(Entries with figure data)

--- BEGIN ---

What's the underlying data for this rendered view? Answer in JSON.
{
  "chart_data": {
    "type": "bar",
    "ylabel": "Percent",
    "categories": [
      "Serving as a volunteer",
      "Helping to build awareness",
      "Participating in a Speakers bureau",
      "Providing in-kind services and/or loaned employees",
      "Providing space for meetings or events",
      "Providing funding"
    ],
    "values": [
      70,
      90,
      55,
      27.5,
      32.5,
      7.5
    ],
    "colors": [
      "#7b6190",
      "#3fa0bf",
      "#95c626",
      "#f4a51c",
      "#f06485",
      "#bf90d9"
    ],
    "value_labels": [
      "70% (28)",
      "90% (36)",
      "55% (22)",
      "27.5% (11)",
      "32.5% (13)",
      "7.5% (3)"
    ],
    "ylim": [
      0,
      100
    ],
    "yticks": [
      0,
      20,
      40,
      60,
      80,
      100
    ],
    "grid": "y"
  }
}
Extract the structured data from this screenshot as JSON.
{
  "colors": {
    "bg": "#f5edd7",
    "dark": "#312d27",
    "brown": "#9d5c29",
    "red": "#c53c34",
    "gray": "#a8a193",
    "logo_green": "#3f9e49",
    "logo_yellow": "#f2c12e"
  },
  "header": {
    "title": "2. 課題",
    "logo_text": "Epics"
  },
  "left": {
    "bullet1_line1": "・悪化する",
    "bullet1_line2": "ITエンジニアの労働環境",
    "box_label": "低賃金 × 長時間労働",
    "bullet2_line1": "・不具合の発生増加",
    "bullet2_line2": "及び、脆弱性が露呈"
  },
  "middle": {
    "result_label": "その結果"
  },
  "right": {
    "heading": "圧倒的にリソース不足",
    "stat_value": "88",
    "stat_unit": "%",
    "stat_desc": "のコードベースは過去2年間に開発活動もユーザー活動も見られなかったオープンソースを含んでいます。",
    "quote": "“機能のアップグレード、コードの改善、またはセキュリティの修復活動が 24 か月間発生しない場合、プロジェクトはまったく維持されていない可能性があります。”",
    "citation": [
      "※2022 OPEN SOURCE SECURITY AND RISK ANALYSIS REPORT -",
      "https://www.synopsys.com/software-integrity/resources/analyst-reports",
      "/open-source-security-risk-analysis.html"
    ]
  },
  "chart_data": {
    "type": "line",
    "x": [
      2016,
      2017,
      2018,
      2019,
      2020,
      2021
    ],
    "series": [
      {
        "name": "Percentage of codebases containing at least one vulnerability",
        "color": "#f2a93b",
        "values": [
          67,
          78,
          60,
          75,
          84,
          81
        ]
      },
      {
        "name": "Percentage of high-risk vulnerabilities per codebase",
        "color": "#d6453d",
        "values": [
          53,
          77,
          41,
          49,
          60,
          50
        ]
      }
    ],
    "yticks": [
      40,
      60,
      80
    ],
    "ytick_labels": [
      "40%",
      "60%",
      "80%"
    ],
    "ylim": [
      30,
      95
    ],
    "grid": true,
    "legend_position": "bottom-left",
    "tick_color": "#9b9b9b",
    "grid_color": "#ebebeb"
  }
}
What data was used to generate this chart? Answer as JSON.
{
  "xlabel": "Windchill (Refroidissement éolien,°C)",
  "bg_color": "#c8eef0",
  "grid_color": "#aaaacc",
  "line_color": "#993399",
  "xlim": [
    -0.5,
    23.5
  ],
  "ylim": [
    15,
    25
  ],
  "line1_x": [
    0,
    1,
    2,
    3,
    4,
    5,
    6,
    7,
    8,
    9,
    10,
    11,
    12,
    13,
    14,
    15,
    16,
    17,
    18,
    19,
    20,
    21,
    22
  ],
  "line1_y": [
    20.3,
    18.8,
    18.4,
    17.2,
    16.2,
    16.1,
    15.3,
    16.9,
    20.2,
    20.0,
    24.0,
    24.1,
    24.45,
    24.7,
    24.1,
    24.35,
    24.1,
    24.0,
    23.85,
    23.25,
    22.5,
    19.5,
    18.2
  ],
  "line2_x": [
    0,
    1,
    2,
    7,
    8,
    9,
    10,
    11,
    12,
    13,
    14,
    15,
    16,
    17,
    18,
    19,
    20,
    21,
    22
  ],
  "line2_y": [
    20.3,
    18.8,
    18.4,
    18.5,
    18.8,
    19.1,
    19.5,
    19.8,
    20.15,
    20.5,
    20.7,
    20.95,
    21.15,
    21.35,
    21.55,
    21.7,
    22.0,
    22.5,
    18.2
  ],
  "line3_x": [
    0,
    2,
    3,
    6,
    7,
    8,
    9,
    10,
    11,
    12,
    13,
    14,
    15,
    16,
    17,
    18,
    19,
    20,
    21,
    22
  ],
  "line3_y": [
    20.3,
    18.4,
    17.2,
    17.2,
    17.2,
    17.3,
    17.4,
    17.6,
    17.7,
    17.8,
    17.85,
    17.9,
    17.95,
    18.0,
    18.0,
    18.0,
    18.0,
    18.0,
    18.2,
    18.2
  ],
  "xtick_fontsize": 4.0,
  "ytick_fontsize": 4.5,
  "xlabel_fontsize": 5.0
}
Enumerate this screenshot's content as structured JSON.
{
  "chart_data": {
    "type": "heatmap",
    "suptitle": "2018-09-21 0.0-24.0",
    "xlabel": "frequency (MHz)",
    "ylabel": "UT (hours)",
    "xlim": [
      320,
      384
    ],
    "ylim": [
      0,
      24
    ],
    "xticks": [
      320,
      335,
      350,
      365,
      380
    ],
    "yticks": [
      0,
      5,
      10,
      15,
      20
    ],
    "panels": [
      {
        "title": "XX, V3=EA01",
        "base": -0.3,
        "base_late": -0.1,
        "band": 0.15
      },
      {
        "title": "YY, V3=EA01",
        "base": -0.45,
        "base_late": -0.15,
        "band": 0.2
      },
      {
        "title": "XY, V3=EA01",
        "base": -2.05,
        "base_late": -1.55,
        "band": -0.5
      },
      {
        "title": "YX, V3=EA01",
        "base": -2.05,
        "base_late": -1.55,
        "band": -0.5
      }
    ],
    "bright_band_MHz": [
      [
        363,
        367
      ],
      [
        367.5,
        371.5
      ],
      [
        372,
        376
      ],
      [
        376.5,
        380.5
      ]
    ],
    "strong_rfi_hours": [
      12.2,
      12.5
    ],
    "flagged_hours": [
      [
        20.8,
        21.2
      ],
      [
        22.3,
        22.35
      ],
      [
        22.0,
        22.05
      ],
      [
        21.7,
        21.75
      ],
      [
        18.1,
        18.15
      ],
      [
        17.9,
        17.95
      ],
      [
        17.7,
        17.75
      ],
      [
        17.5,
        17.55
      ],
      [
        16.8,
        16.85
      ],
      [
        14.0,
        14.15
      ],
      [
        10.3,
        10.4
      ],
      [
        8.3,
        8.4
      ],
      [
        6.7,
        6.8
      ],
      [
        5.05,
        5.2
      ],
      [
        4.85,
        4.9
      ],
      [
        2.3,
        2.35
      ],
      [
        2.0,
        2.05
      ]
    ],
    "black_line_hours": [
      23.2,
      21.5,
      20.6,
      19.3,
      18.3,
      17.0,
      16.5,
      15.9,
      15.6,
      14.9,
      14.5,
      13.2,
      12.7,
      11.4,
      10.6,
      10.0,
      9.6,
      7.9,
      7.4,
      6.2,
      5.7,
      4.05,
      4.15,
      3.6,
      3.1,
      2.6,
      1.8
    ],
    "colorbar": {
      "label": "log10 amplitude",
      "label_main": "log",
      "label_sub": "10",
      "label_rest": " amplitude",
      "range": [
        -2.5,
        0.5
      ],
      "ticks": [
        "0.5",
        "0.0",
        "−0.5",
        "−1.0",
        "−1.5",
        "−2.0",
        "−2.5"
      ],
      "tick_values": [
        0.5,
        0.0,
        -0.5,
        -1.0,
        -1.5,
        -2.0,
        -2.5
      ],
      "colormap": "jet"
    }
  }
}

--- END ---

**Instructions to follow**: Extract from the data every line where "Answer" shows up.

**Correct result**:
What's the underlying data for this rendered view? Answer in JSON.
What data was used to generate this chart? Answer as JSON.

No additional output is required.